(Records contained in a dataset)
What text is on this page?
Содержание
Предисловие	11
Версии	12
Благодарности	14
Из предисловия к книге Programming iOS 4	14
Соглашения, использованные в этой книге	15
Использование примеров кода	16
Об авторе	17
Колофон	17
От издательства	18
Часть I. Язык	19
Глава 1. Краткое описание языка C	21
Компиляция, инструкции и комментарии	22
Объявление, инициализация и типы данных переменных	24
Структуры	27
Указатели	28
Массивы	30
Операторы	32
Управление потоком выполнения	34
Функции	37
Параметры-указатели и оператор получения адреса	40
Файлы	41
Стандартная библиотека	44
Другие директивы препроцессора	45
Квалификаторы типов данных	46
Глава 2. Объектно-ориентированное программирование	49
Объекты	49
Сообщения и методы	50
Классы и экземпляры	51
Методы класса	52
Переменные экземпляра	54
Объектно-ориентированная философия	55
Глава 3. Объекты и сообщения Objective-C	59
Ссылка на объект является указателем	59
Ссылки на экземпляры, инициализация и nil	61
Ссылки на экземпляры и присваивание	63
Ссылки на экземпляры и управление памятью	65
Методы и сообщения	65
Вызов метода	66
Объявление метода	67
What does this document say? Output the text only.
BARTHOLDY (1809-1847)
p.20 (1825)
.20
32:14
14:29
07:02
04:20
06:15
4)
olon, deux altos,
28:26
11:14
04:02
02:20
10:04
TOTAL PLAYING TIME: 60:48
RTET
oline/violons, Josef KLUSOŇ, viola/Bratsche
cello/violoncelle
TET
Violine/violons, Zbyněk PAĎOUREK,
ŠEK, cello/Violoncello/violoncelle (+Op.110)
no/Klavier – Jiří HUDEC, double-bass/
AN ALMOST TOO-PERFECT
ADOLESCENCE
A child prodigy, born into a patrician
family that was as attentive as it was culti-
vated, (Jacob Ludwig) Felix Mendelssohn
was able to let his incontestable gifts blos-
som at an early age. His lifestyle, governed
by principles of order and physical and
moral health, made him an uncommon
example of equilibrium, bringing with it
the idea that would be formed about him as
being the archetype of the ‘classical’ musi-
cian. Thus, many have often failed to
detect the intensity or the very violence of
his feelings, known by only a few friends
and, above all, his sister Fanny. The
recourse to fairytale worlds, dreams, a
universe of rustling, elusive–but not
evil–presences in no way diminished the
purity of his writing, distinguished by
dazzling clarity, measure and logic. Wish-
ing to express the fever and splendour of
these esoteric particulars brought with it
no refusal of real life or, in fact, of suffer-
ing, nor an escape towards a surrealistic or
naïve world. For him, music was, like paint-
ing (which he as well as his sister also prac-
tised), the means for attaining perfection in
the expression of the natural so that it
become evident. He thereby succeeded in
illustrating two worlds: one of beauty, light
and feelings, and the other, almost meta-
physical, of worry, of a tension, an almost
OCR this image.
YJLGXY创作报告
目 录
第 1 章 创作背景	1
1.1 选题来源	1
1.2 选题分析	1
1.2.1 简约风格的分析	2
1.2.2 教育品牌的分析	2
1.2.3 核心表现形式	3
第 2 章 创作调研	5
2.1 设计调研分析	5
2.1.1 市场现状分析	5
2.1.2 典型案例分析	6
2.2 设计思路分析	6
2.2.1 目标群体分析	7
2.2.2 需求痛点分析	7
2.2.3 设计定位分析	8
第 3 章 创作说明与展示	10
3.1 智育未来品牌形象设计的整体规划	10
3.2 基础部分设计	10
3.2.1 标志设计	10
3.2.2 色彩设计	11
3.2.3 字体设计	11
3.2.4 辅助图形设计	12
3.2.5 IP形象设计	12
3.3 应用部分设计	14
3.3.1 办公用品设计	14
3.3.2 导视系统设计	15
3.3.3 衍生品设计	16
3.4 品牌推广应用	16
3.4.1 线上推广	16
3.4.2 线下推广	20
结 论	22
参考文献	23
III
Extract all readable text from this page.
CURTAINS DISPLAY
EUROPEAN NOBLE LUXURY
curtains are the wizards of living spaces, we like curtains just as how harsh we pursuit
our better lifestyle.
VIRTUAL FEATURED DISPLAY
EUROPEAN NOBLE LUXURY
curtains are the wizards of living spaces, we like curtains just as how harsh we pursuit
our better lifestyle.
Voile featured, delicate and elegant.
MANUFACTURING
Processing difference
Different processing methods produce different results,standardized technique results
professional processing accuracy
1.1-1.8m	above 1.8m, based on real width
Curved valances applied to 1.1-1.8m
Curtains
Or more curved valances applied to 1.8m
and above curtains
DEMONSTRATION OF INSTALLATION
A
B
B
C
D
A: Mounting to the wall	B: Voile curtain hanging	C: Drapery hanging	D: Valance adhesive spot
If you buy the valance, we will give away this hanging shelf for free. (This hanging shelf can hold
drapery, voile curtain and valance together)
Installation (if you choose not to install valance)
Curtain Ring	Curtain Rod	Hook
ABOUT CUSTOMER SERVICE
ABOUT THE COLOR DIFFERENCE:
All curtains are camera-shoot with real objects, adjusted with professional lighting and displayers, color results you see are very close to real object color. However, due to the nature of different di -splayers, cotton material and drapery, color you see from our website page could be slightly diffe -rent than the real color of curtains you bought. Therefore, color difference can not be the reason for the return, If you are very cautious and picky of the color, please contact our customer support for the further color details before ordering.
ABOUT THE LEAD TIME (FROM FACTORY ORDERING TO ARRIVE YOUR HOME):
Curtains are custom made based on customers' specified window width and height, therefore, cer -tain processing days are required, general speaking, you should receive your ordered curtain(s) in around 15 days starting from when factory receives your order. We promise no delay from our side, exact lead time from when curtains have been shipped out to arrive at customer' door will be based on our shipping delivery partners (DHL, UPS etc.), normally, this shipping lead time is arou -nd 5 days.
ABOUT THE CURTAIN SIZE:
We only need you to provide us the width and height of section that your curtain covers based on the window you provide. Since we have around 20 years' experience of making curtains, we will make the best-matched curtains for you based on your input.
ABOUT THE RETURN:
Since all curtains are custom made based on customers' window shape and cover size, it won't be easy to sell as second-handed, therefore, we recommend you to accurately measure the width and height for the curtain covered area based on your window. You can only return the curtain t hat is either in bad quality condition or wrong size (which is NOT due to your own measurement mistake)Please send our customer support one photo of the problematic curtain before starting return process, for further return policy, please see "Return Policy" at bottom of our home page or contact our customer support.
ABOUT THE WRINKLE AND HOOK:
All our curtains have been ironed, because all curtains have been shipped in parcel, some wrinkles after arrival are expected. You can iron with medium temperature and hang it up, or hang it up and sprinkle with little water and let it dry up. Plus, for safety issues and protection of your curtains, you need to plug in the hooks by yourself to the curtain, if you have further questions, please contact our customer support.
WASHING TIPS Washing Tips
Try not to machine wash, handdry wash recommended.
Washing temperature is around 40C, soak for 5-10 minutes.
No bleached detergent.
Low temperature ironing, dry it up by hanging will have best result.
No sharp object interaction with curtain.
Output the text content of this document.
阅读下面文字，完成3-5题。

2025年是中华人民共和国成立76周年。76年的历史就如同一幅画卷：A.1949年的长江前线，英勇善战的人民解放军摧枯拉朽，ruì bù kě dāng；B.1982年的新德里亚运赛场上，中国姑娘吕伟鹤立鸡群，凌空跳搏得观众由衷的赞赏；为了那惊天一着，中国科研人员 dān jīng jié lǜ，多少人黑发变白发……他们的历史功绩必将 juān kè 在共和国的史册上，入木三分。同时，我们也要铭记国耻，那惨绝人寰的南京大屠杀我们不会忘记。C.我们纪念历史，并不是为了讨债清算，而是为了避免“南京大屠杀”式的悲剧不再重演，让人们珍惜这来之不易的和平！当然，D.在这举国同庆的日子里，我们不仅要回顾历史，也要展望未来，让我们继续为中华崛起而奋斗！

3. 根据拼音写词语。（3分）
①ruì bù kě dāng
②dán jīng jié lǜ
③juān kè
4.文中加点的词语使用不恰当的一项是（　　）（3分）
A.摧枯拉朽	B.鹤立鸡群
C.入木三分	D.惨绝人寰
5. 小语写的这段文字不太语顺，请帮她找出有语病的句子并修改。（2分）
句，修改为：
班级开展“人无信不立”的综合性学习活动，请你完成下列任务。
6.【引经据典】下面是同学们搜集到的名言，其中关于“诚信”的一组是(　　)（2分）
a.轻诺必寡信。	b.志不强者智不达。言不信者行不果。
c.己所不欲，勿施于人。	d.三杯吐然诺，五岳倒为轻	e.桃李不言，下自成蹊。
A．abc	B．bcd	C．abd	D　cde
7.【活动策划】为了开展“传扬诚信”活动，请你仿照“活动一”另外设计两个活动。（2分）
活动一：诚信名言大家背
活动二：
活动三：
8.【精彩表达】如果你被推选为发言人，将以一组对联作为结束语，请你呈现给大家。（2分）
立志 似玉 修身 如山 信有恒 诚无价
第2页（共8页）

> **INSTRUCTIONS FOR THE TASK**
Looking at the entries above, say how many lines contain the word "Объекты". Only the number is wanted.

> **RESULT OF THIS EXERCISE**
2